_Provided data_.
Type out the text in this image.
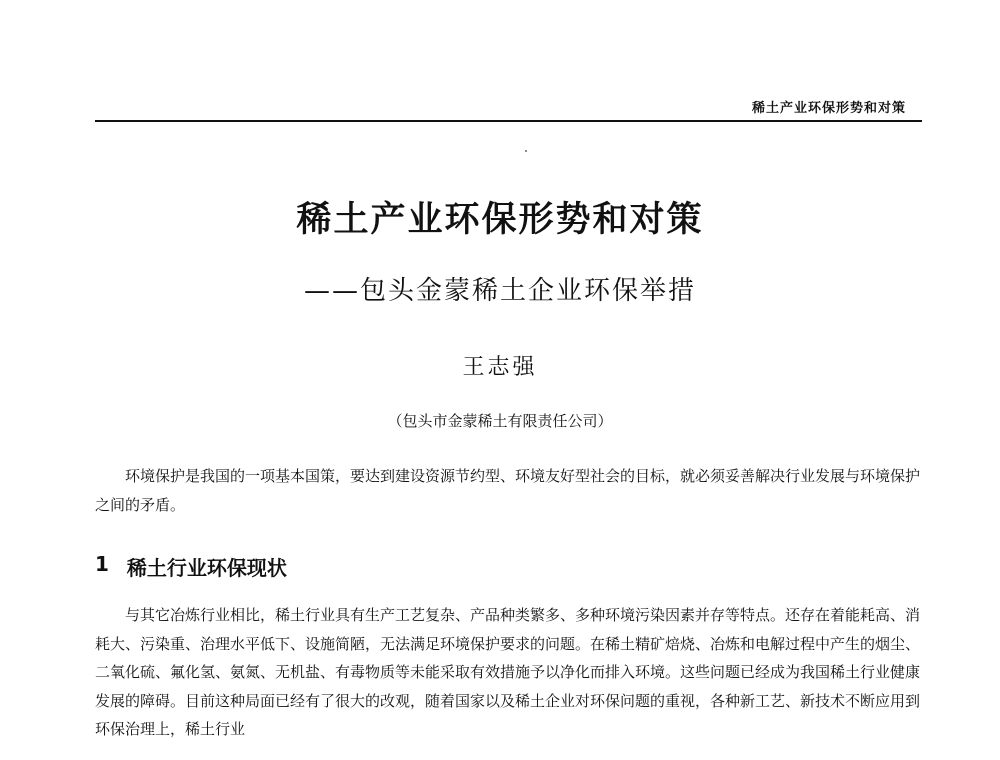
稀土产业环保形势和对策
稀土产业环保形势和对策
——包头金蒙稀土企业环保举措
王志强
（包头市金蒙稀土有限责任公司）

环境保护是我国的一项基本国策，要达到建设资源节约型、环境友好型社会的目标，就必须妥善解决行业发展与环境保护之间的矛盾。

1 稀土行业环保现状

与其它冶炼行业相比，稀土行业具有生产工艺复杂、产品种类繁多、多种环境污染因素并存等特点。还存在着能耗高、消耗大、污染重、治理水平低下、设施简陋，无法满足环境保护要求的问题。在稀土精矿焙烧、冶炼和电解过程中产生的烟尘、二氧化硫、氟化氢、氨氮、无机盐、有毒物质等未能采取有效措施予以净化而排入环境。这些问题已经成为我国稀土行业健康发展的障碍。目前这种局面已经有了很大的改观，随着国家以及稀土企业对环保问题的重视，各种新工艺、新技术不断应用到环保治理上，稀土行业
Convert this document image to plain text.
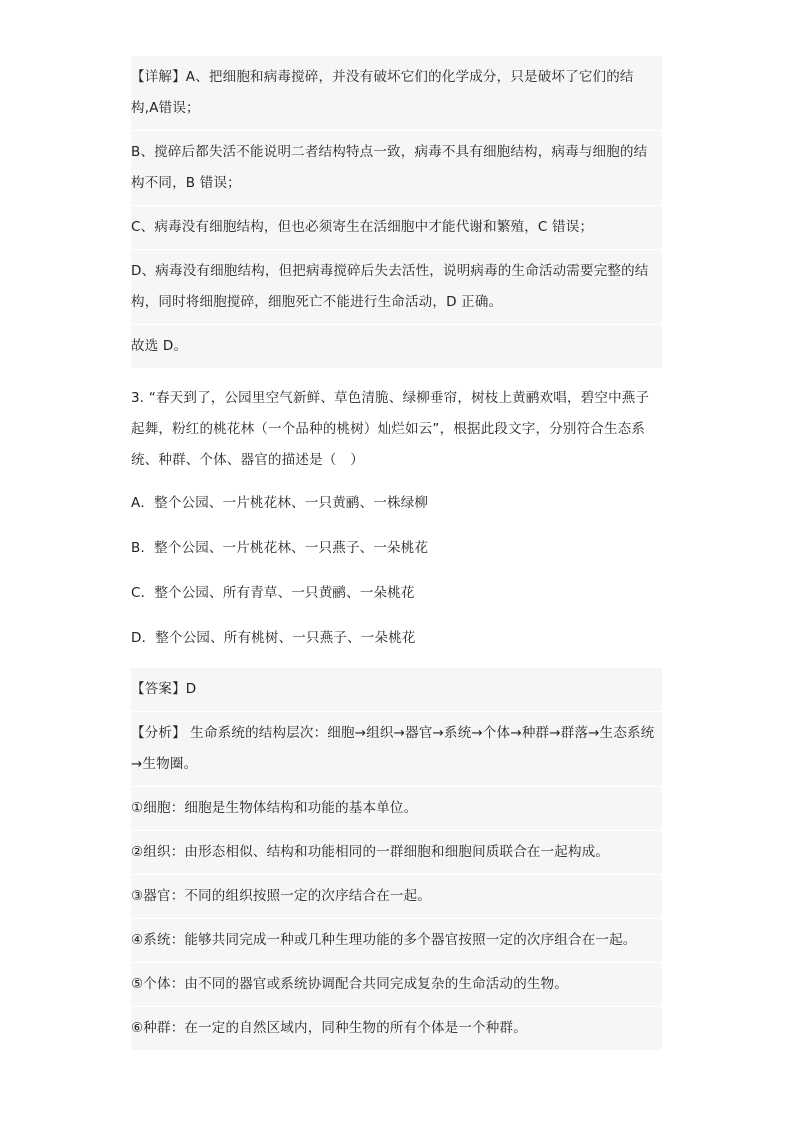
【详解】A、把细胞和病毒搅碎，并没有破坏它们的化学成分，只是破坏了它们的结构,A错误；

B、搅碎后都失活不能说明二者结构特点一致，病毒不具有细胞结构，病毒与细胞的结构不同，B 错误；

C、病毒没有细胞结构，但也必须寄生在活细胞中才能代谢和繁殖，C 错误；

D、病毒没有细胞结构，但把病毒搅碎后失去活性，说明病毒的生命活动需要完整的结构，同时将细胞搅碎，细胞死亡不能进行生命活动，D 正确。

故选 D。

3. “春天到了，公园里空气新鲜、草色清脆、绿柳垂帘，树枝上黄鹂欢唱，碧空中燕子起舞，粉红的桃花林（一个品种的桃树）灿烂如云”，根据此段文字，分别符合生态系统、种群、个体、器官的描述是（　）

A．整个公园、一片桃花林、一只黄鹂、一株绿柳

B．整个公园、一片桃花林、一只燕子、一朵桃花

C．整个公园、所有青草、一只黄鹂、一朵桃花

D．整个公园、所有桃树、一只燕子、一朵桃花

【答案】D

【分析】 生命系统的结构层次：细胞→组织→器官→系统→个体→种群→群落→生态系统→生物圈。

①细胞：细胞是生物体结构和功能的基本单位。

②组织：由形态相似、结构和功能相同的一群细胞和细胞间质联合在一起构成。

③器官：不同的组织按照一定的次序结合在一起。

④系统：能够共同完成一种或几种生理功能的多个器官按照一定的次序组合在一起。

⑤个体：由不同的器官或系统协调配合共同完成复杂的生命活动的生物。

⑥种群：在一定的自然区域内，同种生物的所有个体是一个种群。
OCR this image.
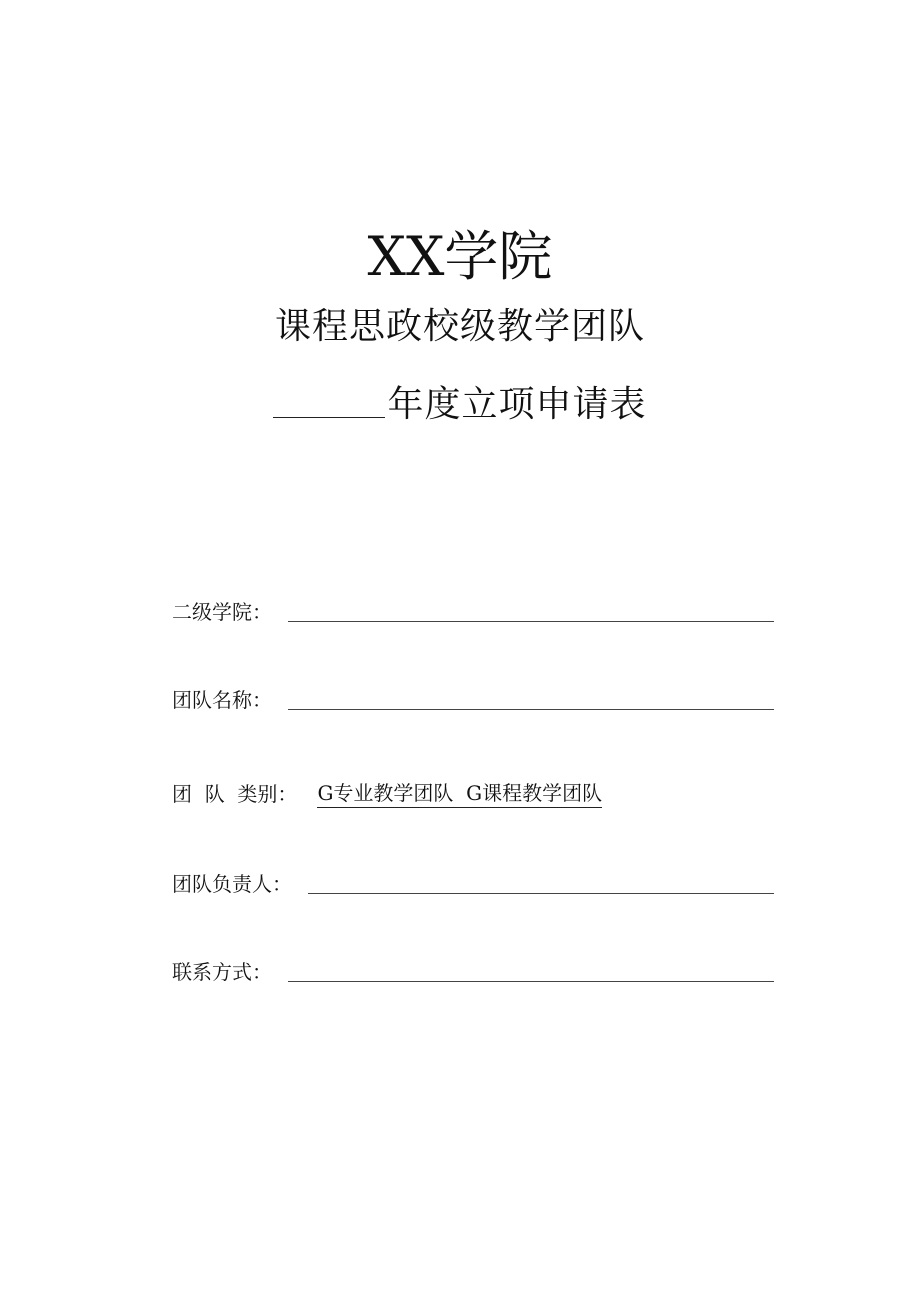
XX学院
课程思政校级教学团队
年度立项申请表
二级学院：
团队名称：
团  队  类别： G专业教学团队  G课程教学团队
团队负责人：
联系方式：
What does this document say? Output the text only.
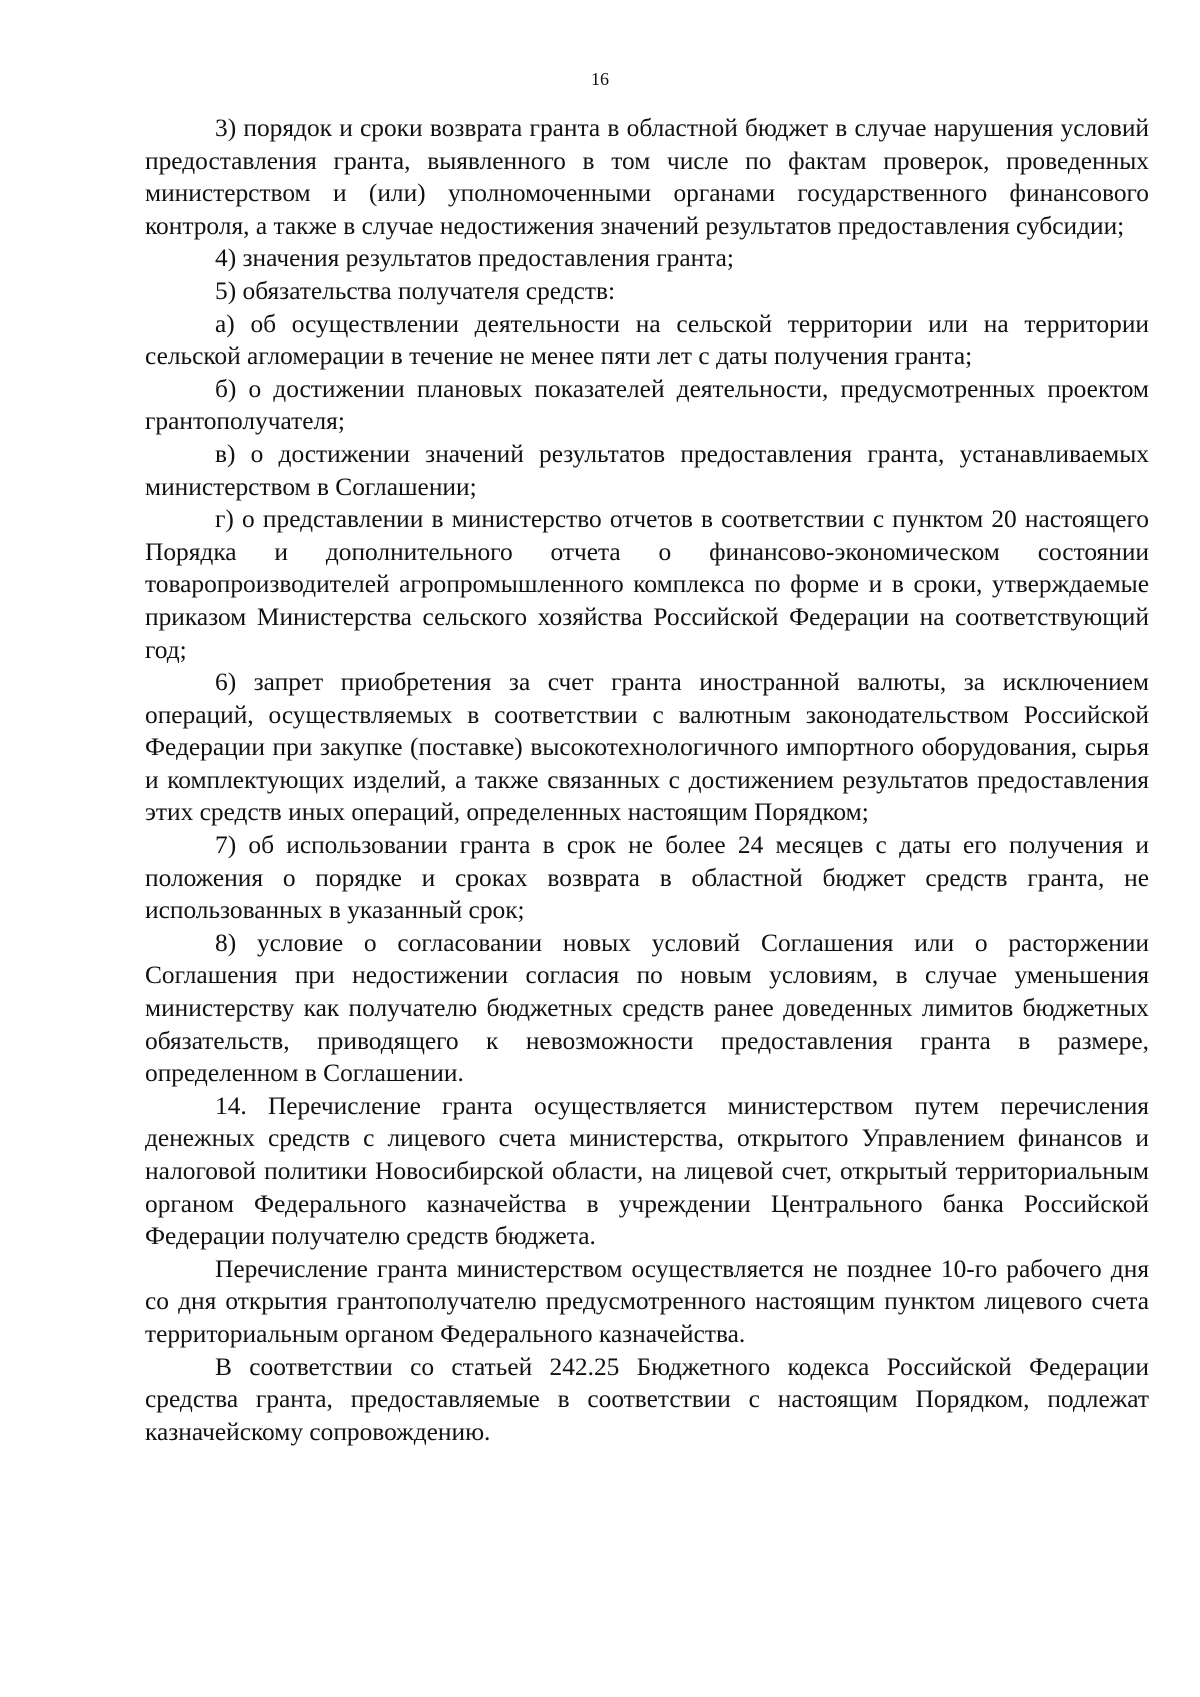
16

3) порядок и сроки возврата гранта в областной бюджет в случае нарушения условий предоставления гранта, выявленного в том числе по фактам проверок, проведенных министерством и (или) уполномоченными органами государственного финансового контроля, а также в случае недостижения значений результатов предоставления субсидии;

4) значения результатов предоставления гранта;

5) обязательства получателя средств:

а) об осуществлении деятельности на сельской территории или на территории сельской агломерации в течение не менее пяти лет с даты получения гранта;

б) о достижении плановых показателей деятельности, предусмотренных проектом грантополучателя;

в) о достижении значений результатов предоставления гранта, устанавливаемых министерством в Соглашении;

г) о представлении в министерство отчетов в соответствии с пунктом 20 настоящего Порядка и дополнительного отчета о финансово-экономическом состоянии товаропроизводителей агропромышленного комплекса по форме и в сроки, утверждаемые приказом Министерства сельского хозяйства Российской Федерации на соответствующий год;

6) запрет приобретения за счет гранта иностранной валюты, за исключением операций, осуществляемых в соответствии с валютным законодательством Российской Федерации при закупке (поставке) высокотехнологичного импортного оборудования, сырья и комплектующих изделий, а также связанных с достижением результатов предоставления этих средств иных операций, определенных настоящим Порядком;

7) об использовании гранта в срок не более 24 месяцев с даты его получения и положения о порядке и сроках возврата в областной бюджет средств гранта, не использованных в указанный срок;

8) условие о согласовании новых условий Соглашения или о расторжении Соглашения при недостижении согласия по новым условиям, в случае уменьшения министерству как получателю бюджетных средств ранее доведенных лимитов бюджетных обязательств, приводящего к невозможности предоставления гранта в размере, определенном в Соглашении.

14. Перечисление гранта осуществляется министерством путем перечисления денежных средств с лицевого счета министерства, открытого Управлением финансов и налоговой политики Новосибирской области, на лицевой счет, открытый территориальным органом Федерального казначейства в учреждении Центрального банка Российской Федерации получателю средств бюджета.

Перечисление гранта министерством осуществляется не позднее 10-го рабочего дня со дня открытия грантополучателю предусмотренного настоящим пунктом лицевого счета территориальным органом Федерального казначейства.

В соответствии со статьей 242.25 Бюджетного кодекса Российской Федерации средства гранта, предоставляемые в соответствии с настоящим Порядком, подлежат казначейскому сопровождению.
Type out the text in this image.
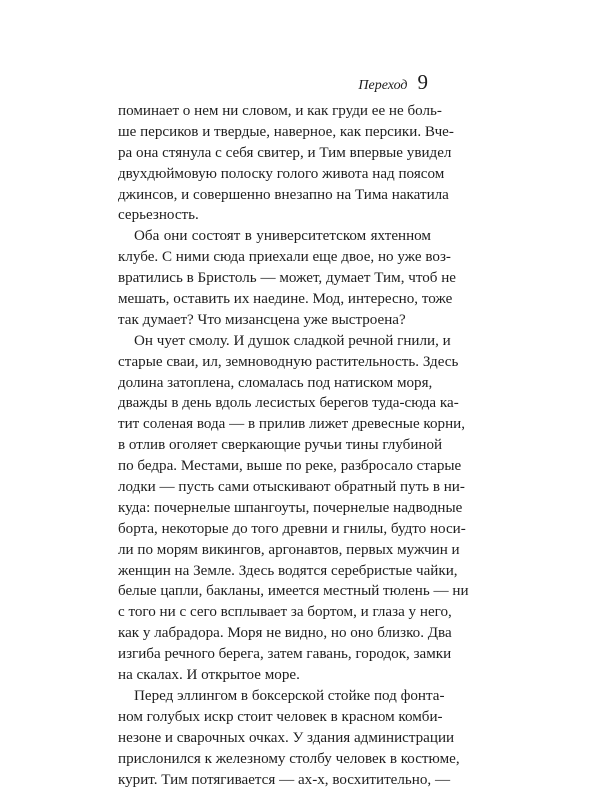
Переход 9
поминает о нем ни словом, и как груди ее не боль-
ше персиков и твердые, наверное, как персики. Вче-
ра она стянула с себя свитер, и Тим впервые увидел
двухдюймовую полоску голого живота над поясом
джинсов, и совершенно внезапно на Тима накатила
серьезность.
Оба они состоят в университетском яхтенном
клубе. С ними сюда приехали еще двое, но уже воз-
вратились в Бристоль — может, думает Тим, чтоб не
мешать, оставить их наедине. Мод, интересно, тоже
так думает? Что мизансцена уже выстроена?
Он чует смолу. И душок сладкой речной гнили, и
старые сваи, ил, земноводную растительность. Здесь
долина затоплена, сломалась под натиском моря,
дважды в день вдоль лесистых берегов туда-сюда ка-
тит соленая вода — в прилив лижет древесные корни,
в отлив оголяет сверкающие ручьи тины глубиной
по бедра. Местами, выше по реке, разбросало старые
лодки — пусть сами отыскивают обратный путь в ни-
куда: почернелые шпангоуты, почернелые надводные
борта, некоторые до того древни и гнилы, будто носи-
ли по морям викингов, аргонавтов, первых мужчин и
женщин на Земле. Здесь водятся серебристые чайки,
белые цапли, бакланы, имеется местный тюлень — ни
с того ни с сего всплывает за бортом, и глаза у него,
как у лабрадора. Моря не видно, но оно близко. Два
изгиба речного берега, затем гавань, городок, замки
на скалах. И открытое море.
Перед эллингом в боксерской стойке под фонта-
ном голубых искр стоит человек в красном комби-
незоне и сварочных очках. У здания администрации
прислонился к железному столбу человек в костюме,
курит. Тим потягивается — ах-х, восхитительно, —
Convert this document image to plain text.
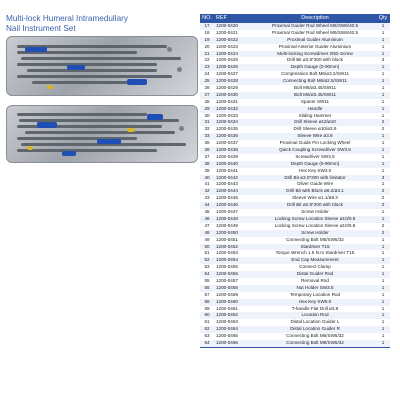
Multi-lock Humeral Intramedullary
Nail Instrument Set
NO. REF	Description	Qty
17	1200-0420	Proximal Guider Rod Wheel M6/SW6/40.5	1
18	1200-0421	Proximal Guider Rod Wheel M6/SW6/40.5	1
19	1200-0422	Proximal Guider Aluminium	1
20	1200-0423	Proximal Anterior Guider Aluminium	1
21	1200-0424	Multi-locking Screwdriver 2ND Screw	1
22	1200-0425	Drill Bit ø3.8*300 with block	3
23	1200-0426	Depth Gauge (0-90mm)	1
24	1200-0427	Compression Bolt M6/ø3.2/SW11	1
25	1200-0428	Connecting Bolt M6/ø2.5/SW11	1
26	1200-0429	Bolt M6/ø3.45/SW11	1
27	1200-0430	Bolt M6/ø3.45/SW11	1
28	1200-0431	Spaner SW11	1
29	1200-0432	Handle	1
30	1200-0433	Sliding Hammer	1
31	1200-0434	Drill Sleeve ø13/ø10	2
32	1200-0435	Drill Sleeve ø10/ø3.9	2
33	1200-0436	Sleeve Wire ø3.8	1
35	1200-0437	Proximal Guide Pin Locking Wheel	1
36	1200-0438	Quick Coupling Screwdriver SW3.5	1
37	1200-0439	Screwdriver SW3.5	1
38	1200-0440	Depth Gauge (0-90mm)	1
39	1200-0441	Hex Key SW3.0	1
40	1200-0442	Drill Bit ø3.0*300 with limitator	3
41	1200-0443	Oliver Guide Wire	1
42	1200-0444	Drill Bit with Block ø8.2/ø3.1	2
43	1200-0445	Sleeve Wire ø1.1/ø8.3	2
44	1200-0446	Drill Bit ø2.8*200 with block	2
45	1200-0447	Screw Holder	1
46	1200-0448	Locking Screw Location Sleeve ø10/5.8	1
47	1200-0449	Locking Screw Location Sleeve ø10/5.8	2
48	1200-0450	Screw Holder	2
49	1200-0451	Connecting Bolt M5/SW5/32	1
50	1200-0452	Stardriver T15	1
51	1200-0453	Torque Wrench 1.5 N.m Stardriver T15	1
52	1200-0454	End Cap Measurement	1
53	1200-0455	Connect Clamp	1
54	1200-0456	Distal Guider Rod	1
55	1200-0457	Removal Rod	1
56	1200-0458	Nut Holder SW3.5	1
57	1200-0459	Temporary Location Rod	1
58	1200-0460	Hex Key SW5.0	1
59	1200-0461	T-handle Flat Drill ø3.8	1
60	1200-0462	Location Rod	1
61	1200-0463	Distal Location Guider L	1
62	1200-0464	Distal Location Guider R	1
63	1200-0465	Connecting Bolt M6/SW5/32	1
64	1200-0466	Connecting Bolt M9/SW5/32	1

_Instruction_. Identify and copy lines that hold the string "一朵桃花".

_Task output_.
B．整个公园、一片桃花林、一只燕子、一朵桃花
C．整个公园、所有青草、一只黄鹂、一朵桃花
D．整个公园、所有桃树、一只燕子、一朵桃花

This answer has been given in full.